------ THE INPUT
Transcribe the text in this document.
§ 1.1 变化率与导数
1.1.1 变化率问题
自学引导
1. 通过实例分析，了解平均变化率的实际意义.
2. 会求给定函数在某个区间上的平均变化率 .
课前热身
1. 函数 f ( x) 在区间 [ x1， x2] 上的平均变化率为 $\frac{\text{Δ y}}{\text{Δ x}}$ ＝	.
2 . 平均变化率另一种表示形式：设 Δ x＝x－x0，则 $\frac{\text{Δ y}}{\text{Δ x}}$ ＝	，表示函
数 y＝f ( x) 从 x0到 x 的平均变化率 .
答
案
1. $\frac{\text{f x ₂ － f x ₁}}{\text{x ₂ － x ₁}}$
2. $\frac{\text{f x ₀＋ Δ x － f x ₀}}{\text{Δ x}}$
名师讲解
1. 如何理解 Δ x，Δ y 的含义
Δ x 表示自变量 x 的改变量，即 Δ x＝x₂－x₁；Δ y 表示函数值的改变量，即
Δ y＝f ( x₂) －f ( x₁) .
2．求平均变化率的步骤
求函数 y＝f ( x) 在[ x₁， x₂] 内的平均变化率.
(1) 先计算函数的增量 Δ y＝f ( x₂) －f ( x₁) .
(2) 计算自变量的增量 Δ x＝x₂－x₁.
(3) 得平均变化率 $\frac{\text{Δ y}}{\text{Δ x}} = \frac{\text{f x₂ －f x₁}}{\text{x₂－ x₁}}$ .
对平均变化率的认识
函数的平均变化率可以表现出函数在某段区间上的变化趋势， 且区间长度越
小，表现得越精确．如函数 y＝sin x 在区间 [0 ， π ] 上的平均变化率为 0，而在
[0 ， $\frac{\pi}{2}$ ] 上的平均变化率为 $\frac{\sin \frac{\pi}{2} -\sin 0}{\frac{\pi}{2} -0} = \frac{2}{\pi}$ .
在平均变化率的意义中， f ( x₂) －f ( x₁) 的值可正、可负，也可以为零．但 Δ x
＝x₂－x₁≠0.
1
------------
In full and verbatim, repeat the records given above.

◆ **RESPONSE BELOW**
Transcribe the text in this document.
§ 1.1 变化率与导数
1.1.1 变化率问题
自学引导
1. 通过实例分析，了解平均变化率的实际意义.
2. 会求给定函数在某个区间上的平均变化率 .
课前热身
1. 函数 f ( x) 在区间 [ x1， x2] 上的平均变化率为 $\frac{\text{Δ y}}{\text{Δ x}}$ ＝	.
2 . 平均变化率另一种表示形式：设 Δ x＝x－x0，则 $\frac{\text{Δ y}}{\text{Δ x}}$ ＝	，表示函
数 y＝f ( x) 从 x0到 x 的平均变化率 .
答
案
1. $\frac{\text{f x ₂ － f x ₁}}{\text{x ₂ － x ₁}}$
2. $\frac{\text{f x ₀＋ Δ x － f x ₀}}{\text{Δ x}}$
名师讲解
1. 如何理解 Δ x，Δ y 的含义
Δ x 表示自变量 x 的改变量，即 Δ x＝x₂－x₁；Δ y 表示函数值的改变量，即
Δ y＝f ( x₂) －f ( x₁) .
2．求平均变化率的步骤
求函数 y＝f ( x) 在[ x₁， x₂] 内的平均变化率.
(1) 先计算函数的增量 Δ y＝f ( x₂) －f ( x₁) .
(2) 计算自变量的增量 Δ x＝x₂－x₁.
(3) 得平均变化率 $\frac{\text{Δ y}}{\text{Δ x}} = \frac{\text{f x₂ －f x₁}}{\text{x₂－ x₁}}$ .
对平均变化率的认识
函数的平均变化率可以表现出函数在某段区间上的变化趋势， 且区间长度越
小，表现得越精确．如函数 y＝sin x 在区间 [0 ， π ] 上的平均变化率为 0，而在
[0 ， $\frac{\pi}{2}$ ] 上的平均变化率为 $\frac{\sin \frac{\pi}{2} -\sin 0}{\frac{\pi}{2} -0} = \frac{2}{\pi}$ .
在平均变化率的意义中， f ( x₂) －f ( x₁) 的值可正、可负，也可以为零．但 Δ x
＝x₂－x₁≠0.
1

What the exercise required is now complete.